Which rows below contain the string "October", with case taken into account? Pull out each of those rows in full.
begin INPUT
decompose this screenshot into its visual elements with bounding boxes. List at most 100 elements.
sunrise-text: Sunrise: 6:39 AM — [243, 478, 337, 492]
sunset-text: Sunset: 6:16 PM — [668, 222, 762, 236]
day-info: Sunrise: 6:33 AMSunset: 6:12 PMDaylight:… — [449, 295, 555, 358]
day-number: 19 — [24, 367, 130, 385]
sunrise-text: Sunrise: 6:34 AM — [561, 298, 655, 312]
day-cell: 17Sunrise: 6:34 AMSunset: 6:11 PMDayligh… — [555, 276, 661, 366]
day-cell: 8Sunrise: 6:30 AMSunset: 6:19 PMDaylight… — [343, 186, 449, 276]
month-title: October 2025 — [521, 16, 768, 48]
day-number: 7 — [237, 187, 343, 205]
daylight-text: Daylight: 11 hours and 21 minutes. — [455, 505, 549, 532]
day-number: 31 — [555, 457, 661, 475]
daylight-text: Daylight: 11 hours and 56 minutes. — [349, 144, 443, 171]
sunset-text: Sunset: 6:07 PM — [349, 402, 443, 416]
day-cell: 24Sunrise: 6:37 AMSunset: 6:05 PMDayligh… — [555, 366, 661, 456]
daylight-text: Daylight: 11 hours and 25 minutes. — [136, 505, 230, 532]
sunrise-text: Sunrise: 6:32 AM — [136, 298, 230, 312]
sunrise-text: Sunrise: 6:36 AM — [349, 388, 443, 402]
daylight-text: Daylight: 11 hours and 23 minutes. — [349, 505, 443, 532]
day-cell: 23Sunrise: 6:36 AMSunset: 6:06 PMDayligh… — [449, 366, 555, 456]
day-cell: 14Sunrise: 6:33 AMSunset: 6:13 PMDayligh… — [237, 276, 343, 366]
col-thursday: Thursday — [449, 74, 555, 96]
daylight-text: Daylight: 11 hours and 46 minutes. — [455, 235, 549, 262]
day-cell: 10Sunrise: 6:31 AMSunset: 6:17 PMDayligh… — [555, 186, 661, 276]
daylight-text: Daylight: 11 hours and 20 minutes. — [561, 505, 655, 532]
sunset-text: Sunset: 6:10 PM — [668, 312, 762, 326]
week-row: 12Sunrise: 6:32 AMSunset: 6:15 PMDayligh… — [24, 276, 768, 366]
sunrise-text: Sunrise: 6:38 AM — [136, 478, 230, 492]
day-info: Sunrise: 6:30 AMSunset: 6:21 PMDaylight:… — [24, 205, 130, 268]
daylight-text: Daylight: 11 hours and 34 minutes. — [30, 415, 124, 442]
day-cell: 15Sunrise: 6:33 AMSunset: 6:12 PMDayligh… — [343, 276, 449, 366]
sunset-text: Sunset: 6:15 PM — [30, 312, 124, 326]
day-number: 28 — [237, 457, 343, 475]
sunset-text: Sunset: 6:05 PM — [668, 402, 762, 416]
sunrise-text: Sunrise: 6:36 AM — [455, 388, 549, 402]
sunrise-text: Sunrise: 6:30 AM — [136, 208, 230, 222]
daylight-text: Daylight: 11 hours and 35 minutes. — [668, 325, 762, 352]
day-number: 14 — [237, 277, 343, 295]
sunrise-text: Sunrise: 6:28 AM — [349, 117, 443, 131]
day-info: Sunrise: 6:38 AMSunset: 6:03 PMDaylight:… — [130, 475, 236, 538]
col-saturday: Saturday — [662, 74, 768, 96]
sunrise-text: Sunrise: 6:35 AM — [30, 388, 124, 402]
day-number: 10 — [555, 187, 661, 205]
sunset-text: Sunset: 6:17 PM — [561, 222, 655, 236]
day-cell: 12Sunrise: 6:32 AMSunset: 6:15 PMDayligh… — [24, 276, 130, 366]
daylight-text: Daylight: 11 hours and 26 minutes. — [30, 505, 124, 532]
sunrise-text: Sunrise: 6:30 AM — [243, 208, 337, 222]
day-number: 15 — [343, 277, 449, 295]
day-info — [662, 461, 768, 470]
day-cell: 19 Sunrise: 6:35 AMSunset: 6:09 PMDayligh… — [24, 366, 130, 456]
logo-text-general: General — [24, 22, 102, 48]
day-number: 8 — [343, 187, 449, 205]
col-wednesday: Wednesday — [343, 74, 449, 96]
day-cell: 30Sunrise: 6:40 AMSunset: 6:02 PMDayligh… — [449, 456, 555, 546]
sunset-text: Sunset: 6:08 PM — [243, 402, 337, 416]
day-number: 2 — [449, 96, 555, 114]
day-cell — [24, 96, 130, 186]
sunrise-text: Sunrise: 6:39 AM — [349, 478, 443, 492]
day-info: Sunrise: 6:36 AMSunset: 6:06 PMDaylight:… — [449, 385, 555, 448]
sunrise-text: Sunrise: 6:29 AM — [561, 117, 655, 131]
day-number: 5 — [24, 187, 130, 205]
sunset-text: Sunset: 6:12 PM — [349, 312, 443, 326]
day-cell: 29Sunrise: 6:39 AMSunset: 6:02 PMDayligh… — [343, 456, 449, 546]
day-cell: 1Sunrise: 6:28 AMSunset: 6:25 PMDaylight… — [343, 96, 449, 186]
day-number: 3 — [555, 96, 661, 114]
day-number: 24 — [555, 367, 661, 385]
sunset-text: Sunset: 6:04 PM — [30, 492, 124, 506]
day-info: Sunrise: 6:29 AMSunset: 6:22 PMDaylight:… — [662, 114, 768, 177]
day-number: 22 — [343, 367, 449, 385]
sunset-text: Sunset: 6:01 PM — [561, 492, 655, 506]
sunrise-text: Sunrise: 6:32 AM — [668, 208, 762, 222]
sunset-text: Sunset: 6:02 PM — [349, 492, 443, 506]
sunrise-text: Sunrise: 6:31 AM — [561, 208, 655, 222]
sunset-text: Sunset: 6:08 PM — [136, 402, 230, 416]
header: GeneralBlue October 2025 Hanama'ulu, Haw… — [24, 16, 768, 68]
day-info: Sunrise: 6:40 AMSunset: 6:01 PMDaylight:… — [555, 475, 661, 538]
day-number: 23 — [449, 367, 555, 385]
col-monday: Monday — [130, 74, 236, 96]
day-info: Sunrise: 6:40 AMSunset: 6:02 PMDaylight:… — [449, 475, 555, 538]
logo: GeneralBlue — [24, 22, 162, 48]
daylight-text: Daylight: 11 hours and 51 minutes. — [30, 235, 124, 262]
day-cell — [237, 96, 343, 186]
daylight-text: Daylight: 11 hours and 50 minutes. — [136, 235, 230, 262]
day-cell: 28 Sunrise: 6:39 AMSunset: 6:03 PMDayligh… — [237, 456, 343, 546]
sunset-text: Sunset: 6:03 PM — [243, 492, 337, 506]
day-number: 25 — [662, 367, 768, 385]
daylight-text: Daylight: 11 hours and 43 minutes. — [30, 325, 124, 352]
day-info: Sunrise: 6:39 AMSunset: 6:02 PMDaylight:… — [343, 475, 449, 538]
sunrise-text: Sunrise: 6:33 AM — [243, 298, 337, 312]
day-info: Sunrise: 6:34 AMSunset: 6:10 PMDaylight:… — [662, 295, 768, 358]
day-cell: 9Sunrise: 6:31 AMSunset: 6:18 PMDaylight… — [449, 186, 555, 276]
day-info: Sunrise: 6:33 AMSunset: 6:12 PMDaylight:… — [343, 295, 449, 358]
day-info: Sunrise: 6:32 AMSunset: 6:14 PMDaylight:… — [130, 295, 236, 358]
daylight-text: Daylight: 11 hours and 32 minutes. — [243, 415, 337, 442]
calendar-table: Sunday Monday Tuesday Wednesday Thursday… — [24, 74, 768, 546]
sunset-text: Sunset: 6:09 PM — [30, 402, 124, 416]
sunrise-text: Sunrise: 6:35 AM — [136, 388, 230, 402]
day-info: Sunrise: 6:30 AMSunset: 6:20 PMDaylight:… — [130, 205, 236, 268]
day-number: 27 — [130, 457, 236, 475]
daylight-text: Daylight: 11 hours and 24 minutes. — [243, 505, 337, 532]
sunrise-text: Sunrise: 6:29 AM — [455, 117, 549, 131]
end INPUT
_EXPECTED ANSWER_
month-title: October 2025 — [521, 16, 768, 48]
header: GeneralBlue October 2025 Hanama'ulu, Haw… — [24, 16, 768, 68]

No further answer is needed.